Task input:

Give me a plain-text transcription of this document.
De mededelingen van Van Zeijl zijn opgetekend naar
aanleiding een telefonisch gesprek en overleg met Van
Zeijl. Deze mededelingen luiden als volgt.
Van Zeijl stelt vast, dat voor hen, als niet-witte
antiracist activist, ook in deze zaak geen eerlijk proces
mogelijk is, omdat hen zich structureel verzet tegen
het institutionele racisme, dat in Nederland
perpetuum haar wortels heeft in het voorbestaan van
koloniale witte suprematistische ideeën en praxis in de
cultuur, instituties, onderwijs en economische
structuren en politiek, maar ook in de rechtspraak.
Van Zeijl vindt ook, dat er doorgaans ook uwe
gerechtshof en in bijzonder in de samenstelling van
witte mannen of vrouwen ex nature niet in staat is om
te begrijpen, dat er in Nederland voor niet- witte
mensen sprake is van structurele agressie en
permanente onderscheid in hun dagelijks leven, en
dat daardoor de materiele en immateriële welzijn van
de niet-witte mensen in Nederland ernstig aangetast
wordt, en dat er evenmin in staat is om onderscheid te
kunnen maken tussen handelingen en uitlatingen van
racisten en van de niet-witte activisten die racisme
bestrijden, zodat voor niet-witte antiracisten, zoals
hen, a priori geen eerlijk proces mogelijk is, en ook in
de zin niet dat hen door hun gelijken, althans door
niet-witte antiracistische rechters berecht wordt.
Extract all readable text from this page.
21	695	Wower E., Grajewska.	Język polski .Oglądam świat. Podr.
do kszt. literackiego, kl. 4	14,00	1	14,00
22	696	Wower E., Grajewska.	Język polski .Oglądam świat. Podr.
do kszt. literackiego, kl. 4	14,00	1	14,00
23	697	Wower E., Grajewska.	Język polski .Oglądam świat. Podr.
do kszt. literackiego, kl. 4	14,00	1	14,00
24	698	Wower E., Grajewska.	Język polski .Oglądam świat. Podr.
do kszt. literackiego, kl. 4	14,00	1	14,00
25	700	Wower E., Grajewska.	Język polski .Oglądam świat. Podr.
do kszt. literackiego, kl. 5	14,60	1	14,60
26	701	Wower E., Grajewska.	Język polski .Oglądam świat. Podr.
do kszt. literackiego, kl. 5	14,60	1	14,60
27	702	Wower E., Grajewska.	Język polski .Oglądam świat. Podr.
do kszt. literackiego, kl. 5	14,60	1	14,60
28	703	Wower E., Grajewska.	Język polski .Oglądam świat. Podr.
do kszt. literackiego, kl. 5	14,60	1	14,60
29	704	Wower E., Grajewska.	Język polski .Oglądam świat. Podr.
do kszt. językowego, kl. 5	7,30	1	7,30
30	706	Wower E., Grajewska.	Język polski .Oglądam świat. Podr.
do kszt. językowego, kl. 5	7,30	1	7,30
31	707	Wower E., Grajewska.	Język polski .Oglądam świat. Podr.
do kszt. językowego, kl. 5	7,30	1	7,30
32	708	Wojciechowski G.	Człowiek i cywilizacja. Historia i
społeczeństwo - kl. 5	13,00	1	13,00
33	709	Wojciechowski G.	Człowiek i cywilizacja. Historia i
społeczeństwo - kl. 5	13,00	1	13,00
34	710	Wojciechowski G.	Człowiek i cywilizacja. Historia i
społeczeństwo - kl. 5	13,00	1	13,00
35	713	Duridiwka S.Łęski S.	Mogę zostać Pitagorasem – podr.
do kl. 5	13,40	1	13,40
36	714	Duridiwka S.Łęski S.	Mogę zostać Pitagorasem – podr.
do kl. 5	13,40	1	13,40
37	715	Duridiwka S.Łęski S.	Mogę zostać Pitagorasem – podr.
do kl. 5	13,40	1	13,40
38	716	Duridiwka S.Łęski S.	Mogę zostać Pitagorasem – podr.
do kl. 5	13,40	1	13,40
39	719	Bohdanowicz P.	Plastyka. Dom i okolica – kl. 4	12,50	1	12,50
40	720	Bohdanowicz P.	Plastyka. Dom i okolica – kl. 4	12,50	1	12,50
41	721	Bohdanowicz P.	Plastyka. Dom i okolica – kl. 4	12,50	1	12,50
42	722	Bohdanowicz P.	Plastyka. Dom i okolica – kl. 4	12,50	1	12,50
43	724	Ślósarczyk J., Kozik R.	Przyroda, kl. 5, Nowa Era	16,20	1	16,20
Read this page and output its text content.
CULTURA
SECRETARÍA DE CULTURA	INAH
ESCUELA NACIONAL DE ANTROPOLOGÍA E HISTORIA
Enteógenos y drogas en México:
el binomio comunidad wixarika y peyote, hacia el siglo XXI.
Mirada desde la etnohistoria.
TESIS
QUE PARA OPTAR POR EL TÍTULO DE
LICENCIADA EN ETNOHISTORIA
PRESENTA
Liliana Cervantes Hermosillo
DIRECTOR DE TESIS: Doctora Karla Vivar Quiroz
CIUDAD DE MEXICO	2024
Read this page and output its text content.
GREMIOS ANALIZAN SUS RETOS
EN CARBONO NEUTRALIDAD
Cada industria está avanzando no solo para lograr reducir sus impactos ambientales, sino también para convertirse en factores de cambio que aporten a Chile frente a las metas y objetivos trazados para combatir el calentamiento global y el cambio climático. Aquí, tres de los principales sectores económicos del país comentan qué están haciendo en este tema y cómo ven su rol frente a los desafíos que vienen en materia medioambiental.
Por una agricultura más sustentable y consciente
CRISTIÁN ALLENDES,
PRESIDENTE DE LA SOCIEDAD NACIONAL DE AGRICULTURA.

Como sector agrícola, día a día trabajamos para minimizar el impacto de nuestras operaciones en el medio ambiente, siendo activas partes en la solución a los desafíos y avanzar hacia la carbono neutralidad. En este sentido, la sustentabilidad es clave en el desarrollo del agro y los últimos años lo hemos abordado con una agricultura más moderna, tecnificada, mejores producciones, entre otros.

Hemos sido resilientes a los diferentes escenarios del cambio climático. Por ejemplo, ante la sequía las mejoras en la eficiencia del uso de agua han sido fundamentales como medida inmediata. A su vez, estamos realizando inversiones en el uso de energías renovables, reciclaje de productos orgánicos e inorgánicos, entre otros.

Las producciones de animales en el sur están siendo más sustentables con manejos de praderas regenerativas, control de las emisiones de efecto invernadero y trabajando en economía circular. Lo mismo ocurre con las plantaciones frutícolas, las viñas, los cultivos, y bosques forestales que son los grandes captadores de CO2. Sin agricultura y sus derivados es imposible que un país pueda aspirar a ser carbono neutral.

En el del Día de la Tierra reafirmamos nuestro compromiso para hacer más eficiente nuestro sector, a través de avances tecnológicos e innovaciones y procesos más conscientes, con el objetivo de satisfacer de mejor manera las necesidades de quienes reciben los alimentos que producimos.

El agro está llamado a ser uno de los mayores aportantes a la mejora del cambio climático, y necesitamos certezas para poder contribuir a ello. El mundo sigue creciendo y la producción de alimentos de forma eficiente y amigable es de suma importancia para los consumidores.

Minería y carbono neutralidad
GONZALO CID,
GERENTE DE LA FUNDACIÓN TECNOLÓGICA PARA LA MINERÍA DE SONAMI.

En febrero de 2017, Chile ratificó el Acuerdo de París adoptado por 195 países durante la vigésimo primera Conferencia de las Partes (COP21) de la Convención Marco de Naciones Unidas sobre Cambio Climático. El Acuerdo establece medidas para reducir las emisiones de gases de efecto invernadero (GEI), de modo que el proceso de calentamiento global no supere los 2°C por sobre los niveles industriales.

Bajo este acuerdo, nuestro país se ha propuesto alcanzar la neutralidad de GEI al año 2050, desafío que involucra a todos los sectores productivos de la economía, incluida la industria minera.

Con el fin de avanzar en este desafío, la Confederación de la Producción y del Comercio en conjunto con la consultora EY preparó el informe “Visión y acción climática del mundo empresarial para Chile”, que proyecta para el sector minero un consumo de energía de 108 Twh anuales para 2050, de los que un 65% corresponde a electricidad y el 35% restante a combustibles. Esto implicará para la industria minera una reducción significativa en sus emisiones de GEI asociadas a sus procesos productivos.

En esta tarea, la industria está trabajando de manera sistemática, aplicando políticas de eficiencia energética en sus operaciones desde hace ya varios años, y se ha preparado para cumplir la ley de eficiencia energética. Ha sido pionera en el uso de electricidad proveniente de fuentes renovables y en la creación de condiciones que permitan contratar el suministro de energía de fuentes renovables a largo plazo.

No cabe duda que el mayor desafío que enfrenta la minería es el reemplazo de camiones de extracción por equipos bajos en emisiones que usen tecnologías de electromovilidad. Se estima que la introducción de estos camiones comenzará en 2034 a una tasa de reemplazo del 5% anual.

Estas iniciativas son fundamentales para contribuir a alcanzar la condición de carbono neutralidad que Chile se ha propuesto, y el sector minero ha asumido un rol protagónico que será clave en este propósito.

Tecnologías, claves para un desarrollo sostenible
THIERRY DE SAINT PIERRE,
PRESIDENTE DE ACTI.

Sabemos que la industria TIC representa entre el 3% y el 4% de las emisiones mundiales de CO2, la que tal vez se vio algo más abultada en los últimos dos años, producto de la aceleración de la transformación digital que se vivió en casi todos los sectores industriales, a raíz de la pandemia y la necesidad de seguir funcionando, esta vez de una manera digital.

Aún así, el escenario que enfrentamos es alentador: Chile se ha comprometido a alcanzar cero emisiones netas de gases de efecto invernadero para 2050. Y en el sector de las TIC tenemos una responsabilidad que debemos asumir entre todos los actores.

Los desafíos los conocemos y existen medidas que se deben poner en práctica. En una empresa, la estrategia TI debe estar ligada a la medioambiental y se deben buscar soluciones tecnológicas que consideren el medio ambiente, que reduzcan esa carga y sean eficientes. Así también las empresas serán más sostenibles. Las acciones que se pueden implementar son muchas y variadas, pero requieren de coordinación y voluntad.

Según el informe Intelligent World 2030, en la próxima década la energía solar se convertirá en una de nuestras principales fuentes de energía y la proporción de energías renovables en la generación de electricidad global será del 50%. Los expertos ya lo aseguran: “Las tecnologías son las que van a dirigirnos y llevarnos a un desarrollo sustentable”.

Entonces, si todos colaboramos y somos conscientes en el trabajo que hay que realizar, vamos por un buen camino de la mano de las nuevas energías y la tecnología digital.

Objective:
Exactly how many lines of the material contain the word "okolica"? Write the number alone.

Solution below:
4